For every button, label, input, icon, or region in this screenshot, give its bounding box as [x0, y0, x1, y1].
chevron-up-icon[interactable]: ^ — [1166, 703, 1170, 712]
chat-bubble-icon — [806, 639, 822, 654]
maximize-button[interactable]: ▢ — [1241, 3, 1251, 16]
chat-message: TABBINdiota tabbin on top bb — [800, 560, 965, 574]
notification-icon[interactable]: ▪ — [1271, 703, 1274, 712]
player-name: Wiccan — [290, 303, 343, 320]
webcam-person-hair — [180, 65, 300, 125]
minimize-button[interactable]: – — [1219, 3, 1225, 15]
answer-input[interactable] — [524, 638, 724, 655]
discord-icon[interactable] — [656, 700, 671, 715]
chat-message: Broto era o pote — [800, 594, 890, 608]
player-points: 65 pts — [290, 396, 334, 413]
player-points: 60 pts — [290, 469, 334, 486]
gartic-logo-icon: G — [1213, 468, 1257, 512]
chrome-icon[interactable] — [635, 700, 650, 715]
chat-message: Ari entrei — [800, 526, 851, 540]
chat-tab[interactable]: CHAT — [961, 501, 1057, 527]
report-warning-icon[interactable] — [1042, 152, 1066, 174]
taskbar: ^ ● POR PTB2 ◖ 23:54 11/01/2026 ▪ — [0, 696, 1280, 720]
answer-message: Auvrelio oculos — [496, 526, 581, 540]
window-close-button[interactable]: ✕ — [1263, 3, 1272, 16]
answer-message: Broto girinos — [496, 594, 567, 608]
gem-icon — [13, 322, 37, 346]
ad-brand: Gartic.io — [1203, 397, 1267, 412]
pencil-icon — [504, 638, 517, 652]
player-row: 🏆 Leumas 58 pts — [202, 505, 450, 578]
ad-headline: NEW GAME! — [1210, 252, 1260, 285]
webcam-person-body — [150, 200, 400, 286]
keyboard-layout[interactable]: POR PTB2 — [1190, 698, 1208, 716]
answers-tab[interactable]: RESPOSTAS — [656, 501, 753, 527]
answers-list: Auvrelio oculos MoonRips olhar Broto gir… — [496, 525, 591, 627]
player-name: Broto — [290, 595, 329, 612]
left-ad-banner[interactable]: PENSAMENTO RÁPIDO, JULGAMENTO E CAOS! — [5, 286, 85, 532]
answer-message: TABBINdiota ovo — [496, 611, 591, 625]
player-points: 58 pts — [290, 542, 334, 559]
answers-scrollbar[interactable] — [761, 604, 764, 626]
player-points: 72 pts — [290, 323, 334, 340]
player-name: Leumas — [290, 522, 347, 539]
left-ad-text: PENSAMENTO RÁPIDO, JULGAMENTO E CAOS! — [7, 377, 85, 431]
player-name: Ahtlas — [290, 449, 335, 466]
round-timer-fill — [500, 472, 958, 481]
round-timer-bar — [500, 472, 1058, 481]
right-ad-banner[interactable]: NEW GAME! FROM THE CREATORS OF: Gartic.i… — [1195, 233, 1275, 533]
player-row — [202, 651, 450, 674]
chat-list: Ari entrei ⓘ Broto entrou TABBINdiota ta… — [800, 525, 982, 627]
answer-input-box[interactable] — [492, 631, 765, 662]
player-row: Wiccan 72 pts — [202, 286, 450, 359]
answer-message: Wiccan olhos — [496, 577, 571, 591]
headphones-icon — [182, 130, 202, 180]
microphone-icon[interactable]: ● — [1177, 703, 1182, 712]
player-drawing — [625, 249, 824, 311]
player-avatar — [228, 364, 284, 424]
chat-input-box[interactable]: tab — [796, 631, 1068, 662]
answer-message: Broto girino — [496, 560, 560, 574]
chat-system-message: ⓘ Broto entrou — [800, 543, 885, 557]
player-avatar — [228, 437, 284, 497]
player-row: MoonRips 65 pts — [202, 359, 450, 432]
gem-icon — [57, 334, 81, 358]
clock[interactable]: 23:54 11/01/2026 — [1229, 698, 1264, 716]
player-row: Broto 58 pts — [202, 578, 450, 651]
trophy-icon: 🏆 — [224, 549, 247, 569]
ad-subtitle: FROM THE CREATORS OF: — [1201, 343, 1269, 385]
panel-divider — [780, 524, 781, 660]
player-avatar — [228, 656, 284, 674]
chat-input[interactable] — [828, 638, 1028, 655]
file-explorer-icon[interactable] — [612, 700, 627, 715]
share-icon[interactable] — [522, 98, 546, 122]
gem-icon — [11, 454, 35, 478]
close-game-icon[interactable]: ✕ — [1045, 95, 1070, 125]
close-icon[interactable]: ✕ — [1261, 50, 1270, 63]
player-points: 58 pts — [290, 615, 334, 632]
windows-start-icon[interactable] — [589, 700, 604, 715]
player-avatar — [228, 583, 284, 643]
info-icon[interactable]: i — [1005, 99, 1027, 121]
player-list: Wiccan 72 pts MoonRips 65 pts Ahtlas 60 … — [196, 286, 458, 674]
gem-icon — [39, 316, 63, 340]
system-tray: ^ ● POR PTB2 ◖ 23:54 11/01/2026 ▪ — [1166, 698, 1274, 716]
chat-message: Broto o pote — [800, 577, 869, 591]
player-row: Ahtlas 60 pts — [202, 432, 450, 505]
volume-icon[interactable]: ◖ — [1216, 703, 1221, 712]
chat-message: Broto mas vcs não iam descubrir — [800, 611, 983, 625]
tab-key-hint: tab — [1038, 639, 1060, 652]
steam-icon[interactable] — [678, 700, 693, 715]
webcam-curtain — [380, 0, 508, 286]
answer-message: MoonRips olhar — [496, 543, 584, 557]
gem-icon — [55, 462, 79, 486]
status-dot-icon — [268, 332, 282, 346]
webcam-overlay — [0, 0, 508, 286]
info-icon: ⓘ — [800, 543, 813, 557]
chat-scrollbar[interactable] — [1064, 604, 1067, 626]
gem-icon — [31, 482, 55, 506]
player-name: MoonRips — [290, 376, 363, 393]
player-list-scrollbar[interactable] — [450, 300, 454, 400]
...
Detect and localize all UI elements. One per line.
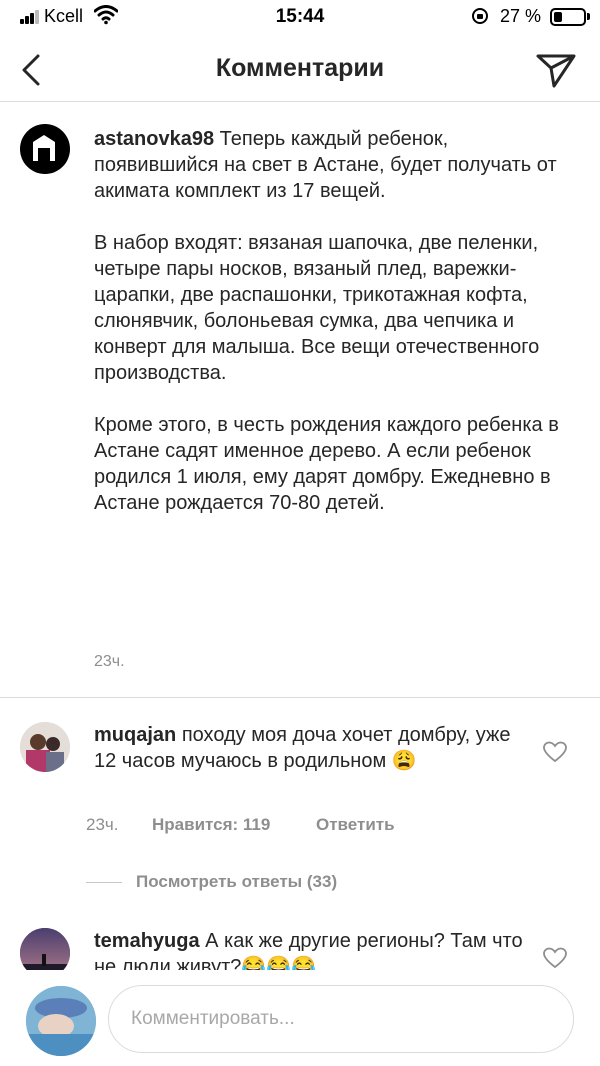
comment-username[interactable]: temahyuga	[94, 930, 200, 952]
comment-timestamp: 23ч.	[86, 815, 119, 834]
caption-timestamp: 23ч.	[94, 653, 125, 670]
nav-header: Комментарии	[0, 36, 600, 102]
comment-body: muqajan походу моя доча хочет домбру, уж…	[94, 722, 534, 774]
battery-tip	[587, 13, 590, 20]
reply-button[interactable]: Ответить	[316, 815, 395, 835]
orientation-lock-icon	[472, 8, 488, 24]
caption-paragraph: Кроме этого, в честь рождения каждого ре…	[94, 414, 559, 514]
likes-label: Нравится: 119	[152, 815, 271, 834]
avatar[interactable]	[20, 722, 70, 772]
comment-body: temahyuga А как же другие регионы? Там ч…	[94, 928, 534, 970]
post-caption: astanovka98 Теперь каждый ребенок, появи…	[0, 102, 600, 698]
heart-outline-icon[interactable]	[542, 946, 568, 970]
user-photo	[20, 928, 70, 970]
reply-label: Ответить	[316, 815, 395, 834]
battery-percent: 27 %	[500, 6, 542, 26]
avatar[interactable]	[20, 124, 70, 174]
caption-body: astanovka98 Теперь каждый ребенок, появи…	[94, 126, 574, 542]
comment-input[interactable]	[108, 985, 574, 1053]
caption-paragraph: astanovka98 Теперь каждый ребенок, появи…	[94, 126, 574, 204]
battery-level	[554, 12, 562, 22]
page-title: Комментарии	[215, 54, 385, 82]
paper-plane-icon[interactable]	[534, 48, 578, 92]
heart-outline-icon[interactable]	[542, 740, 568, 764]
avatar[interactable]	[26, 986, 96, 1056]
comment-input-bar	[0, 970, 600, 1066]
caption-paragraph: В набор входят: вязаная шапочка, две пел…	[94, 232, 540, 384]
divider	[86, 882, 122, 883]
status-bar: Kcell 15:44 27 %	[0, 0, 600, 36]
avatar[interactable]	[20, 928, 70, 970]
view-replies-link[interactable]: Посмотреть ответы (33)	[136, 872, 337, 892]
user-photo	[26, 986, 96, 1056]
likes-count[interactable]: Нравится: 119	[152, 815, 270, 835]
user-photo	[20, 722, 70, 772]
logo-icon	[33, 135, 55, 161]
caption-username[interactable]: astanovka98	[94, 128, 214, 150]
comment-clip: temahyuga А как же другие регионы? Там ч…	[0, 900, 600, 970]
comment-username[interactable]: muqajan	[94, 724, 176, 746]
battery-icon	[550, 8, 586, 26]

→ **DIRECTIONS**: Return each line of the records containing the string "Нравится". Case counts.

→ **EXERCISE RESULT**:
likes-label: Нравится: 119	[152, 815, 271, 834]
likes-count[interactable]: Нравится: 119	[152, 815, 270, 835]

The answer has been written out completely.